## [Passage]

########

Mortgage: Is It a Smart Way to Pay for College? Part 2
The time has come for your student to start thinking about colleges, which means it’s time to think about how they are going to pay for it. Many parents look to their home equity as a possible source of funds to pay for college. Last week, we went over the questions you should ask yourself before considering taking on parental debt to fund your student’s college education. This week we look at how cash out mortgages and home equity loans work for those parents who are committed to borrow, and are looking for the most preferred debt.
Getting a cash out mortgage refinance allows you to refinance your existing mortgage for more than you currently owe and cash out any extra money that is left over. Typically, homeowners are allowed to refinance up to 80% of their property’s value.
Here are four factors to consider:
- Equity. Some homeowners have built up sizeable equity, particularly in recent years as home values have started to rebound, but some do not have much. The more equity you have, the more cash is available to you through a refinance.
- Income. No-doc loans are no longer available, so your current income will have an important impact on how high of a mortgage you will qualify for.
- Terms. During the college years, your income is likely to be tight, so consider a longer loan term such as a 30-year loan instead of 15-year loan.
- Interest rates. Depending on the age of your existing mortgage, a refinance might lock you into a lower interest rate than you were previously paying. If rates are higher, consider the tax benefits of the interest that you pay on your mortgage when deciding what you can afford to borrow.
Cash out mortgage refinance is typically the best option when the interest rate offered for your refinanced mortgage is lower than your current rate and you do not want to take the interest rate risk that comes with a home equity line of credit.
The major drawback to cashing out a lump sum of cash in a home refinance, is that the new available cash will count as a parent asset on the FAFSA and CSS Profile. The timing of a cash out is critical to the strategy.
For flexibility, a home equity line of credit is very tempting. You can tap into it as needed to pay for tuition as well as other expenses, and only pay interest on the amounts advanced.
There are a few major drawbacks when it comes to using a home equity line of credit:
- First, mortgage lenders can shut down credit lines if home values drop. If that happens then you can say goodbye to that money.

########

## [Dataset excerpt]

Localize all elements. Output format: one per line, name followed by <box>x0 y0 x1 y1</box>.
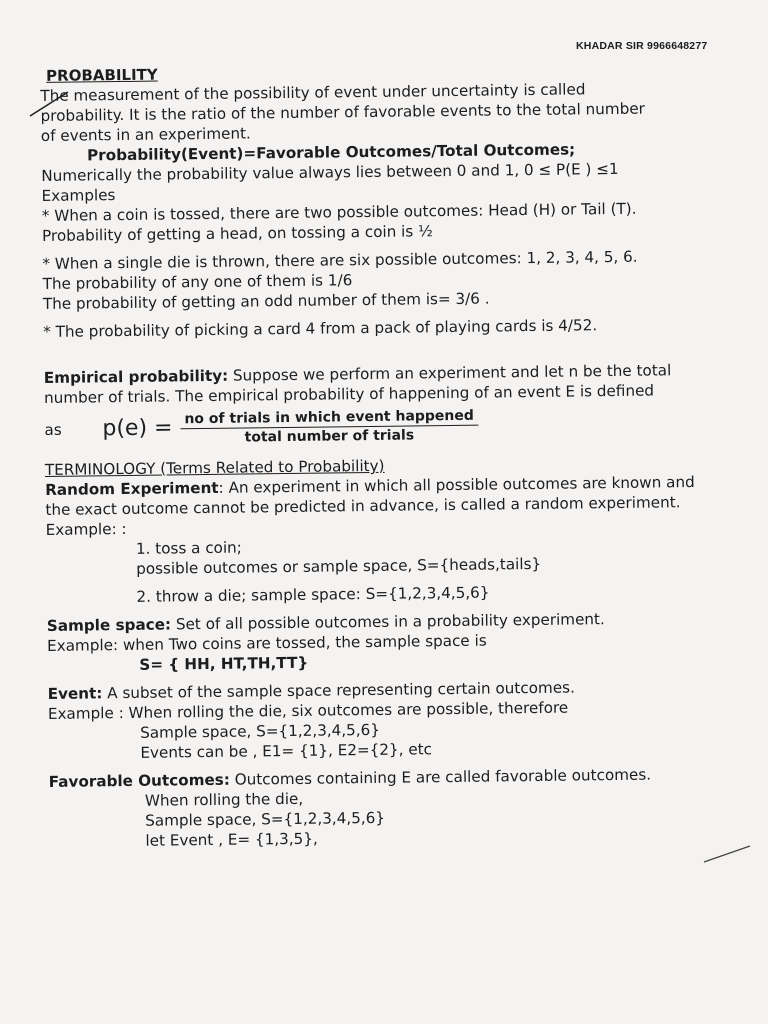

########

## [Task directions]
Copy the stretch of the mortgage article from "Mortgage: Is It" through "their property’s value." word for word.

## [Final result]
Mortgage: Is It a Smart Way to Pay for College? Part 2
The time has come for your student to start thinking about colleges, which means it’s time to think about how they are going to pay for it. Many parents look to their home equity as a possible source of funds to pay for college. Last week, we went over the questions you should ask yourself before considering taking on parental debt to fund your student’s college education. This week we look at how cash out mortgages and home equity loans work for those parents who are committed to borrow, and are looking for the most preferred debt.
Getting a cash out mortgage refinance allows you to refinance your existing mortgage for more than you currently owe and cash out any extra money that is left over. Typically, homeowners are allowed to refinance up to 80% of their property’s value.